__WORK INSTRUCTIONS__:
Print all of the data exactly.

[start]

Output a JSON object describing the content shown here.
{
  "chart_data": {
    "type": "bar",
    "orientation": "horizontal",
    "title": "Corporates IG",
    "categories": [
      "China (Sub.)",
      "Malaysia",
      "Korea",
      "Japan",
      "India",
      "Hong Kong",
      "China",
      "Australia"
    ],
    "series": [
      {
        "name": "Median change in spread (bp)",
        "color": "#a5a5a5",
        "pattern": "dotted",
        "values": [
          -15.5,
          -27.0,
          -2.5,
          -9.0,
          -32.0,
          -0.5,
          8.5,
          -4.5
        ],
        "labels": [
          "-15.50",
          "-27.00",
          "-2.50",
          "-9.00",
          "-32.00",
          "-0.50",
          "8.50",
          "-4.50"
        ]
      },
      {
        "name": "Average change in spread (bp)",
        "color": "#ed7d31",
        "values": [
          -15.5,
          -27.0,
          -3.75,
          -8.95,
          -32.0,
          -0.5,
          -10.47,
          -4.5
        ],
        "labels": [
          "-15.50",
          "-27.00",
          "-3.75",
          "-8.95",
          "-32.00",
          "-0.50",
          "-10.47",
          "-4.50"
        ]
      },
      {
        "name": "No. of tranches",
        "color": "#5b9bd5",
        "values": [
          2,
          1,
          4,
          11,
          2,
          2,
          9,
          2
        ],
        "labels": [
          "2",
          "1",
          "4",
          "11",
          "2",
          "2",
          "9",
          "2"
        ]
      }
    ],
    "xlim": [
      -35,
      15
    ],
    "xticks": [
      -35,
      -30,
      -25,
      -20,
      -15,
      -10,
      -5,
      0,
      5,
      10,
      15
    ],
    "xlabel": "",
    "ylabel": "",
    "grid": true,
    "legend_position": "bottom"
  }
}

[end]

__SOLUTION TO THIS TASK__:
Output a JSON object describing the content shown here.
{
  "chart_data": {
    "type": "bar",
    "orientation": "horizontal",
    "title": "Corporates IG",
    "categories": [
      "China (Sub.)",
      "Malaysia",
      "Korea",
      "Japan",
      "India",
      "Hong Kong",
      "China",
      "Australia"
    ],
    "series": [
      {
        "name": "Median change in spread (bp)",
        "color": "#a5a5a5",
        "pattern": "dotted",
        "values": [
          -15.5,
          -27.0,
          -2.5,
          -9.0,
          -32.0,
          -0.5,
          8.5,
          -4.5
        ],
        "labels": [
          "-15.50",
          "-27.00",
          "-2.50",
          "-9.00",
          "-32.00",
          "-0.50",
          "8.50",
          "-4.50"
        ]
      },
      {
        "name": "Average change in spread (bp)",
        "color": "#ed7d31",
        "values": [
          -15.5,
          -27.0,
          -3.75,
          -8.95,
          -32.0,
          -0.5,
          -10.47,
          -4.5
        ],
        "labels": [
          "-15.50",
          "-27.00",
          "-3.75",
          "-8.95",
          "-32.00",
          "-0.50",
          "-10.47",
          "-4.50"
        ]
      },
      {
        "name": "No. of tranches",
        "color": "#5b9bd5",
        "values": [
          2,
          1,
          4,
          11,
          2,
          2,
          9,
          2
        ],
        "labels": [
          "2",
          "1",
          "4",
          "11",
          "2",
          "2",
          "9",
          "2"
        ]
      }
    ],
    "xlim": [
      -35,
      15
    ],
    "xticks": [
      -35,
      -30,
      -25,
      -20,
      -15,
      -10,
      -5,
      0,
      5,
      10,
      15
    ],
    "xlabel": "",
    "ylabel": "",
    "grid": true,
    "legend_position": "bottom"
  }
}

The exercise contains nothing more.